**EXERCISE GOAL**
Pictures do not belong in the copy; restate the records below word for word.

**MATERIAL FOR THIS TASK**
** Begin **
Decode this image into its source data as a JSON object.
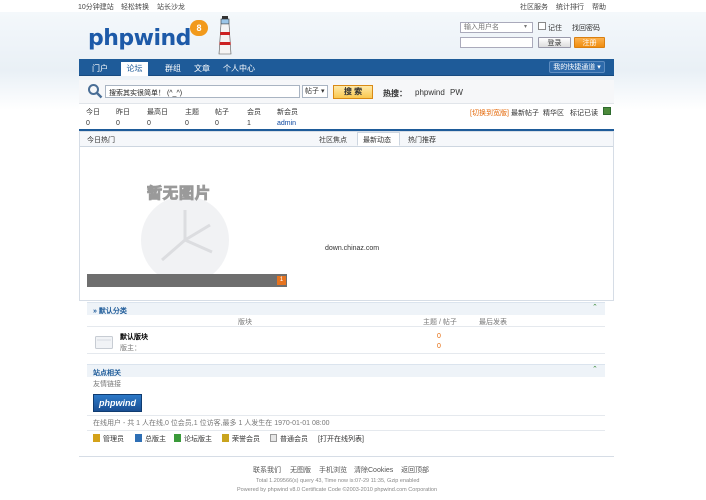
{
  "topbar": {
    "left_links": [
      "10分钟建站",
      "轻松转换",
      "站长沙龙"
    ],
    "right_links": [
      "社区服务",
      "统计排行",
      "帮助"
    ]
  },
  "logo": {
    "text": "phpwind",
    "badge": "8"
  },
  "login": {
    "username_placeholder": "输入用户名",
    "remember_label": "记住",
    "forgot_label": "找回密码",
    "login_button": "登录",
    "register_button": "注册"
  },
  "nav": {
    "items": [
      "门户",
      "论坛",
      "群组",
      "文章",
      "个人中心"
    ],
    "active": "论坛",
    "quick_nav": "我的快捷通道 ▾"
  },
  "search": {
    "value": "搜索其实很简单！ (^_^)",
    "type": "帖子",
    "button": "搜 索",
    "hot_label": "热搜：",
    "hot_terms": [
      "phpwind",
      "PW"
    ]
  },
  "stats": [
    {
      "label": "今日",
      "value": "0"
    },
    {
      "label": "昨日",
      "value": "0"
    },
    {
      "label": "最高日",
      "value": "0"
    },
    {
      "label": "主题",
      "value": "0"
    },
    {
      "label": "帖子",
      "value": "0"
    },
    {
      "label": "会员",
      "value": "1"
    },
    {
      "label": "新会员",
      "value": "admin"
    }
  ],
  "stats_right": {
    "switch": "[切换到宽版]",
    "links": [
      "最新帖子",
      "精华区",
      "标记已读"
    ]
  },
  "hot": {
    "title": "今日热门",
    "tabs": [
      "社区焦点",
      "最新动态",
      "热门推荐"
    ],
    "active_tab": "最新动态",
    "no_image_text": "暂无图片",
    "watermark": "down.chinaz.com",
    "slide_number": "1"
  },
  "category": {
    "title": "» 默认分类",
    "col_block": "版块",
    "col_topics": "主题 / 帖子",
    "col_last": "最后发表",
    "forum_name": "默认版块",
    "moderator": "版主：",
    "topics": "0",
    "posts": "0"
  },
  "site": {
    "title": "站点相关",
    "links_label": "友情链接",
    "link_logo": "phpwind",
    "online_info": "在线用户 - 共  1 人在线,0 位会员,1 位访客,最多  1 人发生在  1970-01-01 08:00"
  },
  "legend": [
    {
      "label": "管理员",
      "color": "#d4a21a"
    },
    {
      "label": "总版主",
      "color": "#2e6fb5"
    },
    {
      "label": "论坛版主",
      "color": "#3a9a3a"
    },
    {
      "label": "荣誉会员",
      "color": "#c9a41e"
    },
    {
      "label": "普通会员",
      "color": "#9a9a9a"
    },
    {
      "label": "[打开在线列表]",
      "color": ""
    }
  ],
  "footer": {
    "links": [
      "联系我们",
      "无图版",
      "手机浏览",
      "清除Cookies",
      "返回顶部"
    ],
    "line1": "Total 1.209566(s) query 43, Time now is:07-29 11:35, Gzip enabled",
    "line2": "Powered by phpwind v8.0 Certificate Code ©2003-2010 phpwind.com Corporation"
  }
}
** End **
**RESPONSE FOR THIS EXERCISE**
Decode this image into its source data as a JSON object.
{
  "topbar": {
    "left_links": [
      "10分钟建站",
      "轻松转换",
      "站长沙龙"
    ],
    "right_links": [
      "社区服务",
      "统计排行",
      "帮助"
    ]
  },
  "logo": {
    "text": "phpwind",
    "badge": "8"
  },
  "login": {
    "username_placeholder": "输入用户名",
    "remember_label": "记住",
    "forgot_label": "找回密码",
    "login_button": "登录",
    "register_button": "注册"
  },
  "nav": {
    "items": [
      "门户",
      "论坛",
      "群组",
      "文章",
      "个人中心"
    ],
    "active": "论坛",
    "quick_nav": "我的快捷通道 ▾"
  },
  "search": {
    "value": "搜索其实很简单！ (^_^)",
    "type": "帖子",
    "button": "搜 索",
    "hot_label": "热搜：",
    "hot_terms": [
      "phpwind",
      "PW"
    ]
  },
  "stats": [
    {
      "label": "今日",
      "value": "0"
    },
    {
      "label": "昨日",
      "value": "0"
    },
    {
      "label": "最高日",
      "value": "0"
    },
    {
      "label": "主题",
      "value": "0"
    },
    {
      "label": "帖子",
      "value": "0"
    },
    {
      "label": "会员",
      "value": "1"
    },
    {
      "label": "新会员",
      "value": "admin"
    }
  ],
  "stats_right": {
    "switch": "[切换到宽版]",
    "links": [
      "最新帖子",
      "精华区",
      "标记已读"
    ]
  },
  "hot": {
    "title": "今日热门",
    "tabs": [
      "社区焦点",
      "最新动态",
      "热门推荐"
    ],
    "active_tab": "最新动态",
    "no_image_text": "暂无图片",
    "watermark": "down.chinaz.com",
    "slide_number": "1"
  },
  "category": {
    "title": "» 默认分类",
    "col_block": "版块",
    "col_topics": "主题 / 帖子",
    "col_last": "最后发表",
    "forum_name": "默认版块",
    "moderator": "版主：",
    "topics": "0",
    "posts": "0"
  },
  "site": {
    "title": "站点相关",
    "links_label": "友情链接",
    "link_logo": "phpwind",
    "online_info": "在线用户 - 共  1 人在线,0 位会员,1 位访客,最多  1 人发生在  1970-01-01 08:00"
  },
  "legend": [
    {
      "label": "管理员",
      "color": "#d4a21a"
    },
    {
      "label": "总版主",
      "color": "#2e6fb5"
    },
    {
      "label": "论坛版主",
      "color": "#3a9a3a"
    },
    {
      "label": "荣誉会员",
      "color": "#c9a41e"
    },
    {
      "label": "普通会员",
      "color": "#9a9a9a"
    },
    {
      "label": "[打开在线列表]",
      "color": ""
    }
  ],
  "footer": {
    "links": [
      "联系我们",
      "无图版",
      "手机浏览",
      "清除Cookies",
      "返回顶部"
    ],
    "line1": "Total 1.209566(s) query 43, Time now is:07-29 11:35, Gzip enabled",
    "line2": "Powered by phpwind v8.0 Certificate Code ©2003-2010 phpwind.com Corporation"
  }
}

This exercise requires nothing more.